What is being asked:
State the count of lines below in which the word "Kaspa" appears, and add nothing.

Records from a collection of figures
========================================================================

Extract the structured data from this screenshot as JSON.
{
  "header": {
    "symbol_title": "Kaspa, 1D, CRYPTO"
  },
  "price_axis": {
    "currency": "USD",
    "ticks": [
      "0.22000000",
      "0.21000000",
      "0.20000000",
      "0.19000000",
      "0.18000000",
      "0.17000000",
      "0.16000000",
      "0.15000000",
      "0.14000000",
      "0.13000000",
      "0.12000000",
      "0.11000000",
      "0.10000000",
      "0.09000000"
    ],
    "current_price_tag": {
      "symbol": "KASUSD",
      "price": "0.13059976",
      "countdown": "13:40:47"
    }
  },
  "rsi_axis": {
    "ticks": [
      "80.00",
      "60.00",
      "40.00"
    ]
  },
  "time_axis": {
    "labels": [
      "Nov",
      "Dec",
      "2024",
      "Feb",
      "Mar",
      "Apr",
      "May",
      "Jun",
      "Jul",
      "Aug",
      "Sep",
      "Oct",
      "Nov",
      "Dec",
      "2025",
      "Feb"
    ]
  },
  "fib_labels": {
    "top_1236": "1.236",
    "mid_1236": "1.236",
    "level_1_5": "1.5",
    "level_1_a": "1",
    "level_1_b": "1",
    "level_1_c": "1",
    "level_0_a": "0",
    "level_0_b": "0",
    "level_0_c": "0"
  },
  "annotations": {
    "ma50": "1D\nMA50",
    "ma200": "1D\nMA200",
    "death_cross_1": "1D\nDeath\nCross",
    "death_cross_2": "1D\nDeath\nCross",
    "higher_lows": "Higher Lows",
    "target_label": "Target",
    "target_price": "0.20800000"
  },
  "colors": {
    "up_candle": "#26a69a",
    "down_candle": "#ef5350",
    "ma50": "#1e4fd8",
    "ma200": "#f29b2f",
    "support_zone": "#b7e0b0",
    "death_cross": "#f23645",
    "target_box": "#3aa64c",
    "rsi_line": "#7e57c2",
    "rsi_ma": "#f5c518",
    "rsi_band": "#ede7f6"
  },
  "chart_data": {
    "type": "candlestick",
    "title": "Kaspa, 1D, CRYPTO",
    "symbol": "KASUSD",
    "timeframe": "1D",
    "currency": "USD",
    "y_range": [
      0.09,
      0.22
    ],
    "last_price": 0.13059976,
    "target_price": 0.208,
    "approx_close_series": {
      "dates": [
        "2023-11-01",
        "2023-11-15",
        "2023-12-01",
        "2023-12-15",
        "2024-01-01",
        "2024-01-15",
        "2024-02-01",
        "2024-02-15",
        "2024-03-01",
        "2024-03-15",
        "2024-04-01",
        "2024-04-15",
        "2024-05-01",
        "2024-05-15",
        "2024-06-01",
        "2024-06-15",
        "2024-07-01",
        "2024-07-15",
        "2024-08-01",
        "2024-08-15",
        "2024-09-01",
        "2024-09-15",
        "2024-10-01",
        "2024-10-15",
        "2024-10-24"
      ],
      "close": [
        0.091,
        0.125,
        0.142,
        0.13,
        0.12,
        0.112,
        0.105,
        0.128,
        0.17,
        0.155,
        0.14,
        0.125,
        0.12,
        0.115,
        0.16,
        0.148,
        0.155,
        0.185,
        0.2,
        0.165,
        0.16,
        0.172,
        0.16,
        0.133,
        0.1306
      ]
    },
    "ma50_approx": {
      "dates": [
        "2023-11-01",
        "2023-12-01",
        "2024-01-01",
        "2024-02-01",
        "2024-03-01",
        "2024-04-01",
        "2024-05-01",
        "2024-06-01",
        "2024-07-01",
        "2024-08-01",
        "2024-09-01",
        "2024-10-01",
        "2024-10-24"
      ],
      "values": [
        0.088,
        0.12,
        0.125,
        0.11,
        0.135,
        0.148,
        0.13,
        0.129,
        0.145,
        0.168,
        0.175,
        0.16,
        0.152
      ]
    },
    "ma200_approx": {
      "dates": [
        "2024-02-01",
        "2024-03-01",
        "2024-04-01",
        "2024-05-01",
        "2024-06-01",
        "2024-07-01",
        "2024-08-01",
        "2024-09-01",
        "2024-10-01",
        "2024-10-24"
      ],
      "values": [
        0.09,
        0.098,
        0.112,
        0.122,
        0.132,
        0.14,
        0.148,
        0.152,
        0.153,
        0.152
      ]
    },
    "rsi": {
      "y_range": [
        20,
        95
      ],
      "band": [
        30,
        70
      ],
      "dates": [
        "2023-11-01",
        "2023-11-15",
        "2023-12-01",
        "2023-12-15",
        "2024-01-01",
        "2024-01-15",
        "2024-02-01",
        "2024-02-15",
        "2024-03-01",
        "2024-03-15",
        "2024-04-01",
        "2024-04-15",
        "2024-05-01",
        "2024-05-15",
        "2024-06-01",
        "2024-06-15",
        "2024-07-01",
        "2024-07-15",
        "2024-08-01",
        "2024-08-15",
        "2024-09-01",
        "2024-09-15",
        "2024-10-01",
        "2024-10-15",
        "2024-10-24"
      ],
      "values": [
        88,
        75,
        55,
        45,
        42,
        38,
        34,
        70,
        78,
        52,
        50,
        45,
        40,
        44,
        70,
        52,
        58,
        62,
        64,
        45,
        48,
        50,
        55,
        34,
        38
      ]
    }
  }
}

========================================================================

Finished answer:
2